→ Goal
Wherever the string "accent" appears, copy the whole line.

[START OF Excerpted records]

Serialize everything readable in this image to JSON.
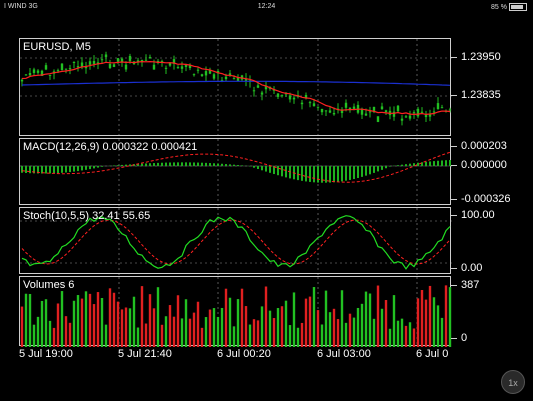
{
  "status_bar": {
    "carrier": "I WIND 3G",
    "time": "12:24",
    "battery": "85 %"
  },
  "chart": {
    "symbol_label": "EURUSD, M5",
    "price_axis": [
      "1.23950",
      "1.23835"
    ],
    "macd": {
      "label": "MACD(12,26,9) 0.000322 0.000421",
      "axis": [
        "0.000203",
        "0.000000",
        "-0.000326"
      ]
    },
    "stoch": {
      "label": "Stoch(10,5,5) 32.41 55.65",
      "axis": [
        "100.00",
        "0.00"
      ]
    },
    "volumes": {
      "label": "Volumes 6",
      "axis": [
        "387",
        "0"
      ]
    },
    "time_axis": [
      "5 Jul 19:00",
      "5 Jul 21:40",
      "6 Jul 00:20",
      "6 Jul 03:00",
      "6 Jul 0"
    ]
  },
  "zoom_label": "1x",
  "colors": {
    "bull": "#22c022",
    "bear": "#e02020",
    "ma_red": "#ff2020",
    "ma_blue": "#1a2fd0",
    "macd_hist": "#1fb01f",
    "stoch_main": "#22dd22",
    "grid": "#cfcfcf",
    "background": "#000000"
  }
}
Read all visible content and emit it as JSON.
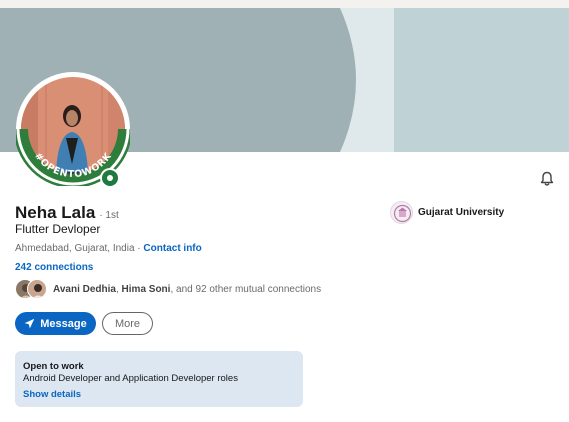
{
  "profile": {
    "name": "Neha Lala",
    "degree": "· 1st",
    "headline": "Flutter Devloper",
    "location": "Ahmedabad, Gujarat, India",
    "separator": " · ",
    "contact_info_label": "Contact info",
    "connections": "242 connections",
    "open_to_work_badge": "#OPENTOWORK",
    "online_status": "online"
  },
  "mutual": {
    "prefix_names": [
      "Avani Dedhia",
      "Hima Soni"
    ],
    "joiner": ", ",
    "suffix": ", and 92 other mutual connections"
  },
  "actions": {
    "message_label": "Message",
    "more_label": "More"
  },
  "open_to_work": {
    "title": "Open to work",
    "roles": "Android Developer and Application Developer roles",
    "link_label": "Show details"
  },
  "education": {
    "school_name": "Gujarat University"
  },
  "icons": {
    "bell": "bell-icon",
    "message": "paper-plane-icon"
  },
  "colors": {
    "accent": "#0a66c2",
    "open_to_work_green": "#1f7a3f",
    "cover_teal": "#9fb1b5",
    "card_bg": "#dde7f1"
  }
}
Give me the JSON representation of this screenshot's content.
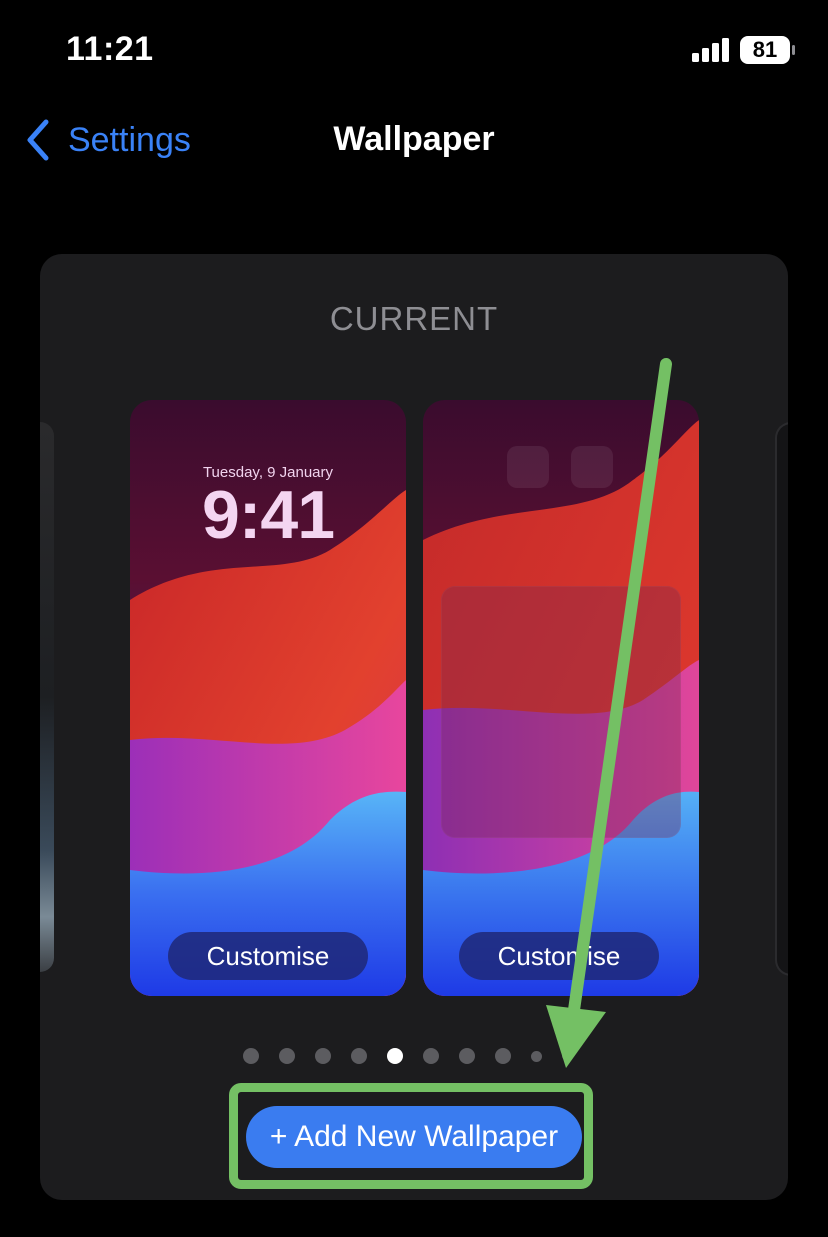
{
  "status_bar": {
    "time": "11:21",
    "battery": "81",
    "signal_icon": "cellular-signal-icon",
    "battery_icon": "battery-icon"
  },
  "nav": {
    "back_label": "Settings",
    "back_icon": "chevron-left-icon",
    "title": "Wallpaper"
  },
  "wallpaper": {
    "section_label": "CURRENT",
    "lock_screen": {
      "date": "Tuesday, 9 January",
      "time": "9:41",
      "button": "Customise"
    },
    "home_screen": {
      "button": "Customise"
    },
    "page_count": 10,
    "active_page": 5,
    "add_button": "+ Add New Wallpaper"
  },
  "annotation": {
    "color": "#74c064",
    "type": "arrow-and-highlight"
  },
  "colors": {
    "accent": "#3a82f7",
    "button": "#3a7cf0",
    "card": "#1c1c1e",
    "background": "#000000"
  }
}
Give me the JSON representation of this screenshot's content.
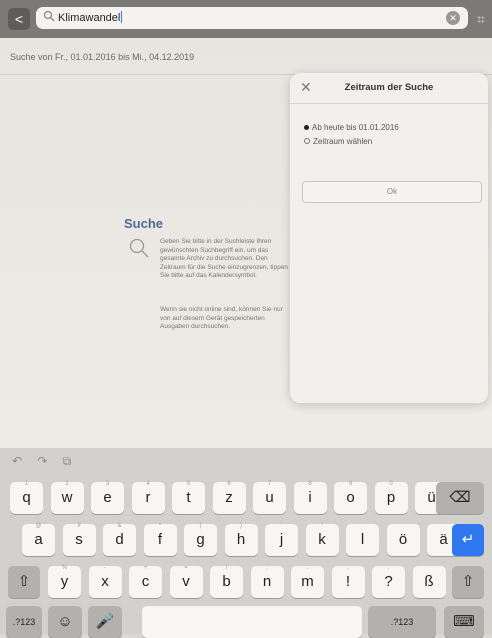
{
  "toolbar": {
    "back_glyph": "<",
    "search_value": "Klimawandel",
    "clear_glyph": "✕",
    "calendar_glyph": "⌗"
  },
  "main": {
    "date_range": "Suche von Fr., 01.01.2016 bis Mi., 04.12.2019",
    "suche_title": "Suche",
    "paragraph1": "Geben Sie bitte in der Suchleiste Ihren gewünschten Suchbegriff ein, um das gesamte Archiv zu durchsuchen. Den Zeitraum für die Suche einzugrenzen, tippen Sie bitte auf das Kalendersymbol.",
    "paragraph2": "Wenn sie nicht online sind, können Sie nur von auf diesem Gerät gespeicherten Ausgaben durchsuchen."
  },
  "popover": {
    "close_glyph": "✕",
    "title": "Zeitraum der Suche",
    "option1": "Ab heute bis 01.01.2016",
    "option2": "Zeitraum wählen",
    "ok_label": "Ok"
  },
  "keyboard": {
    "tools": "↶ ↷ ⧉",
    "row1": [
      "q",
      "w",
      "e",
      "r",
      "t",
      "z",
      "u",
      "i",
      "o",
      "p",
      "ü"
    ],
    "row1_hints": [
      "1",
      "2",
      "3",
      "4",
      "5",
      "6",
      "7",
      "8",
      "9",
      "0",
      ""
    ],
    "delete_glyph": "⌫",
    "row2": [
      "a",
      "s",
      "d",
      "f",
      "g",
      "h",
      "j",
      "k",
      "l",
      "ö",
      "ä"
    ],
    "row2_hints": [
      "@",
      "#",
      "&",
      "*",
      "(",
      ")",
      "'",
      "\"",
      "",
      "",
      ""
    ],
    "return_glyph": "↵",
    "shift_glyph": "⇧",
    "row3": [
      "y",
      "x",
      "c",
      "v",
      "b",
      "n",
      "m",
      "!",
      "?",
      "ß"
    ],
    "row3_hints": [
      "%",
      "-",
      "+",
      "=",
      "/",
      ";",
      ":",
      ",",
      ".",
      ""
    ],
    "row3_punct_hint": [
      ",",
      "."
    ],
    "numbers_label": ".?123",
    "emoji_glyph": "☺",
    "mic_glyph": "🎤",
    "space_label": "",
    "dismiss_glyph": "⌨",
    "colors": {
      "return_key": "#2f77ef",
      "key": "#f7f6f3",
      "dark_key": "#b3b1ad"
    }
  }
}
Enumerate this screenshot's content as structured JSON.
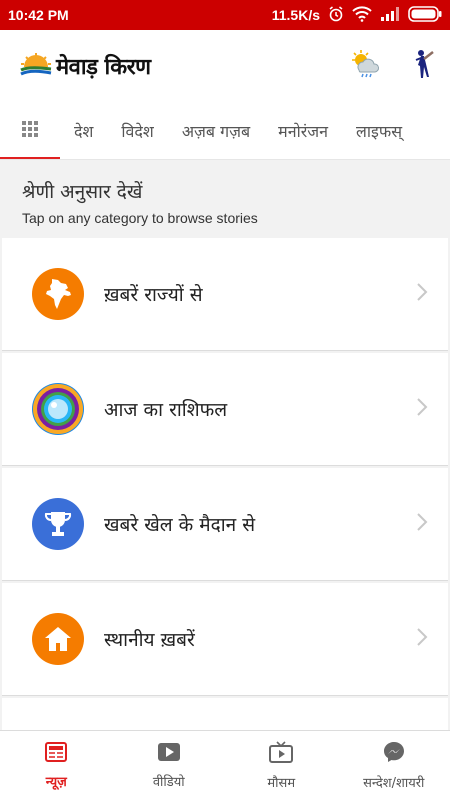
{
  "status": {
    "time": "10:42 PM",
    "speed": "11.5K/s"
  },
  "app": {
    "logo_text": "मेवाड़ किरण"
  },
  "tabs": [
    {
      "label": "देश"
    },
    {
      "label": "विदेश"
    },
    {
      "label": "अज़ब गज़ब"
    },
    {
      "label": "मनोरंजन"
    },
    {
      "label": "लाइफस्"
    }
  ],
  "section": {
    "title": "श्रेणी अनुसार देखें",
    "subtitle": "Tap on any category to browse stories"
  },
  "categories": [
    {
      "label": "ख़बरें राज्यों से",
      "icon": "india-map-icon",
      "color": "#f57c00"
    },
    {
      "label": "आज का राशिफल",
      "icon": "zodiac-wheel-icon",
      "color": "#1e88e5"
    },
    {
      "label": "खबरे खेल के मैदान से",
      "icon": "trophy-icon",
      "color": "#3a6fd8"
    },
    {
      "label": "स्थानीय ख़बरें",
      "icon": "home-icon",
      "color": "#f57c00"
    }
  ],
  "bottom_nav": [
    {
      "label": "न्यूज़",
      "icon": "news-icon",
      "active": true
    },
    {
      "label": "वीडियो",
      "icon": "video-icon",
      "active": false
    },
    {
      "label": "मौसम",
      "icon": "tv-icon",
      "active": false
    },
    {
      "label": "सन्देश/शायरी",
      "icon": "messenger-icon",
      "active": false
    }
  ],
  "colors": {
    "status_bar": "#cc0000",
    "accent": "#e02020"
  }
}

[END OF Excerpted records]

→ Solution to the exercise
    "accent": "#0a66c2",
    "accent": "#3a82f7",
    "accent": "#e02020"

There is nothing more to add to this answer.